━━━ Supplied data ━━━

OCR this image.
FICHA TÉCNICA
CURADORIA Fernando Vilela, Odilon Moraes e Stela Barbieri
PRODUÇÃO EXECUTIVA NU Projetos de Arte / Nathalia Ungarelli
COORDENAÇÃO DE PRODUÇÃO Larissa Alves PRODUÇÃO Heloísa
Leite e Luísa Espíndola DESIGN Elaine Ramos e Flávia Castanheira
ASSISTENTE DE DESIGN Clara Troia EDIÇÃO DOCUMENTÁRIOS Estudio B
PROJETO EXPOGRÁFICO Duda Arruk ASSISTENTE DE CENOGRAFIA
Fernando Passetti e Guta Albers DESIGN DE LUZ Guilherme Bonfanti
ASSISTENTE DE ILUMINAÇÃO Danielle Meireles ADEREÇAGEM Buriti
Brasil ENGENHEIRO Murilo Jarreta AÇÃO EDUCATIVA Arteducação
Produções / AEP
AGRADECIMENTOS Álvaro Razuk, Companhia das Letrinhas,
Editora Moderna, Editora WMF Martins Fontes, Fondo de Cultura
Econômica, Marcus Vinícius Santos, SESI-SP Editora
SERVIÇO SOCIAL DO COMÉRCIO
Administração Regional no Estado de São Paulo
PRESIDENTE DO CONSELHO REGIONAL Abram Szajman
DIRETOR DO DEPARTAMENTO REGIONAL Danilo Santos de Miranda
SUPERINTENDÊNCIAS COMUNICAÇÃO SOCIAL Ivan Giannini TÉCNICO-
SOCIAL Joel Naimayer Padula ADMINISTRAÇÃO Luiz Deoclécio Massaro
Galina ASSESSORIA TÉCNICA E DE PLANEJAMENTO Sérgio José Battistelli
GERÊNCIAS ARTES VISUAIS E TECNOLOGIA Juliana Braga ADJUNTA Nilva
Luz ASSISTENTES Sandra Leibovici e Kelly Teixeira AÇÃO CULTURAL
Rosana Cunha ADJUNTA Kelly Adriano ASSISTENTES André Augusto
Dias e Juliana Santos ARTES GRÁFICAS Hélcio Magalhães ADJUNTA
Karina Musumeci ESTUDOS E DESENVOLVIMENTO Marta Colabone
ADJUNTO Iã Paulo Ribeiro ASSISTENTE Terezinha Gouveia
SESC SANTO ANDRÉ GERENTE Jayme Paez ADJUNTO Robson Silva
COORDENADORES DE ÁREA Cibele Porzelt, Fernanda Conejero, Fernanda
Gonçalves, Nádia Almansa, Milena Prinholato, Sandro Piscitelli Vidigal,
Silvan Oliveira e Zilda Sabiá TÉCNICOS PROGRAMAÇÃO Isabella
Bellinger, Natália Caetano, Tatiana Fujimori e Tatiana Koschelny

━━━

Pick out every line of the listing containing the word "Santos", and show those lines.

Reply >>
Econômica, Marcus Vinícius Santos, SESI-SP Editora
DIRETOR DO DEPARTAMENTO REGIONAL Danilo Santos de Miranda
Dias e Juliana Santos ARTES GRÁFICAS Hélcio Magalhães ADJUNTA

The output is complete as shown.